(Data records)

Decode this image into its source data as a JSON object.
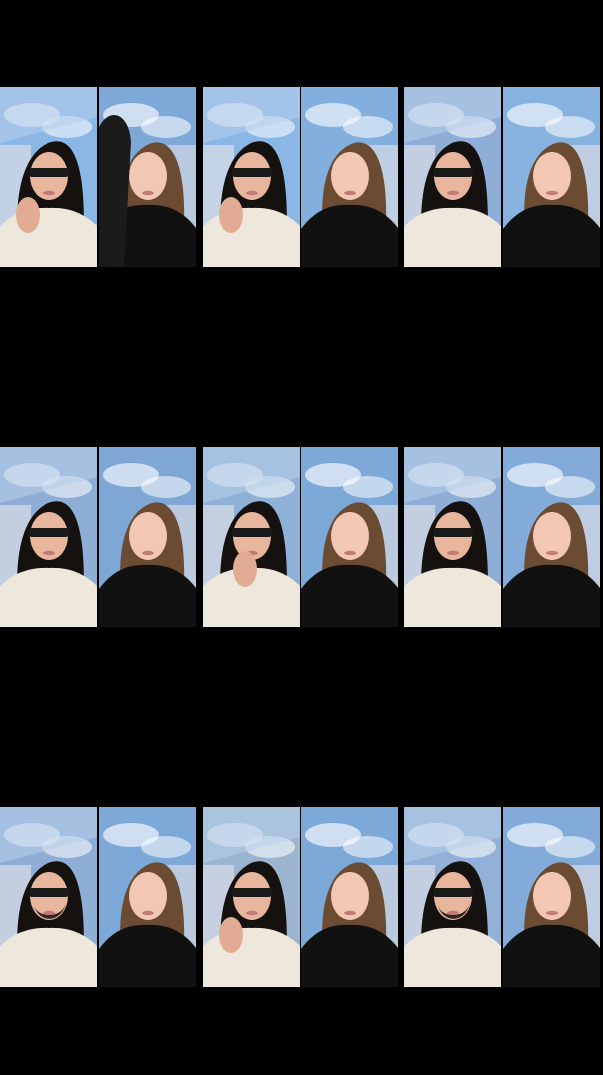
{
  "rows": [
    {
      "tiles": [
        {
          "scene": "A",
          "pose": "hand-chin",
          "sky": "#8bb7e6",
          "building": "#d6d9e6"
        },
        {
          "scene": "B",
          "pose": "hug",
          "sky": "#7ea8d8",
          "building": "#cdd4e1"
        },
        {
          "scene": "A",
          "pose": "hands-together",
          "sky": "#8bb7e6",
          "building": "#d8dce7"
        },
        {
          "scene": "B",
          "pose": "neutral",
          "sky": "#83afdf",
          "building": "#d2d8e4"
        },
        {
          "scene": "A",
          "pose": "neutral",
          "sky": "#8eaed8",
          "building": "#d4d8e4"
        },
        {
          "scene": "B",
          "pose": "neutral",
          "sky": "#87b2e0",
          "building": "#d0d6e2"
        }
      ]
    },
    {
      "tiles": [
        {
          "scene": "A",
          "pose": "neutral",
          "sky": "#8faed5",
          "building": "#d4d8e4"
        },
        {
          "scene": "B",
          "pose": "side-look",
          "sky": "#7ea7d6",
          "building": "#d2d6e2"
        },
        {
          "scene": "A",
          "pose": "finger-lip",
          "sky": "#8fb1d8",
          "building": "#d6dae6"
        },
        {
          "scene": "B",
          "pose": "neutral",
          "sky": "#7da9d8",
          "building": "#d0d6e2"
        },
        {
          "scene": "A",
          "pose": "neutral",
          "sky": "#8eaed5",
          "building": "#d4d8e4"
        },
        {
          "scene": "B",
          "pose": "side-look",
          "sky": "#82abd9",
          "building": "#d3d8e4"
        }
      ]
    },
    {
      "tiles": [
        {
          "scene": "A",
          "pose": "beard",
          "sky": "#8faed5",
          "building": "#d4d8e4"
        },
        {
          "scene": "B",
          "pose": "neutral",
          "sky": "#7da9d8",
          "building": "#d0d6e2"
        },
        {
          "scene": "A",
          "pose": "hands-together",
          "sky": "#9cb5cf",
          "building": "#d6dae6"
        },
        {
          "scene": "B",
          "pose": "neutral",
          "sky": "#7da9d8",
          "building": "#d0d6e2"
        },
        {
          "scene": "A",
          "pose": "beard",
          "sky": "#93b1d8",
          "building": "#d4d8e4"
        },
        {
          "scene": "B",
          "pose": "neutral",
          "sky": "#82abd9",
          "building": "#d3d8e4"
        }
      ]
    }
  ]
}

__Direction__
Exclude every picture and copy the remaining data exactly.

__Reply to the exercise__
Decode this image into its source data as a JSON object.
{
  "rows": [
    {
      "tiles": [
        {
          "scene": "A",
          "pose": "hand-chin",
          "sky": "#8bb7e6",
          "building": "#d6d9e6"
        },
        {
          "scene": "B",
          "pose": "hug",
          "sky": "#7ea8d8",
          "building": "#cdd4e1"
        },
        {
          "scene": "A",
          "pose": "hands-together",
          "sky": "#8bb7e6",
          "building": "#d8dce7"
        },
        {
          "scene": "B",
          "pose": "neutral",
          "sky": "#83afdf",
          "building": "#d2d8e4"
        },
        {
          "scene": "A",
          "pose": "neutral",
          "sky": "#8eaed8",
          "building": "#d4d8e4"
        },
        {
          "scene": "B",
          "pose": "neutral",
          "sky": "#87b2e0",
          "building": "#d0d6e2"
        }
      ]
    },
    {
      "tiles": [
        {
          "scene": "A",
          "pose": "neutral",
          "sky": "#8faed5",
          "building": "#d4d8e4"
        },
        {
          "scene": "B",
          "pose": "side-look",
          "sky": "#7ea7d6",
          "building": "#d2d6e2"
        },
        {
          "scene": "A",
          "pose": "finger-lip",
          "sky": "#8fb1d8",
          "building": "#d6dae6"
        },
        {
          "scene": "B",
          "pose": "neutral",
          "sky": "#7da9d8",
          "building": "#d0d6e2"
        },
        {
          "scene": "A",
          "pose": "neutral",
          "sky": "#8eaed5",
          "building": "#d4d8e4"
        },
        {
          "scene": "B",
          "pose": "side-look",
          "sky": "#82abd9",
          "building": "#d3d8e4"
        }
      ]
    },
    {
      "tiles": [
        {
          "scene": "A",
          "pose": "beard",
          "sky": "#8faed5",
          "building": "#d4d8e4"
        },
        {
          "scene": "B",
          "pose": "neutral",
          "sky": "#7da9d8",
          "building": "#d0d6e2"
        },
        {
          "scene": "A",
          "pose": "hands-together",
          "sky": "#9cb5cf",
          "building": "#d6dae6"
        },
        {
          "scene": "B",
          "pose": "neutral",
          "sky": "#7da9d8",
          "building": "#d0d6e2"
        },
        {
          "scene": "A",
          "pose": "beard",
          "sky": "#93b1d8",
          "building": "#d4d8e4"
        },
        {
          "scene": "B",
          "pose": "neutral",
          "sky": "#82abd9",
          "building": "#d3d8e4"
        }
      ]
    }
  ]
}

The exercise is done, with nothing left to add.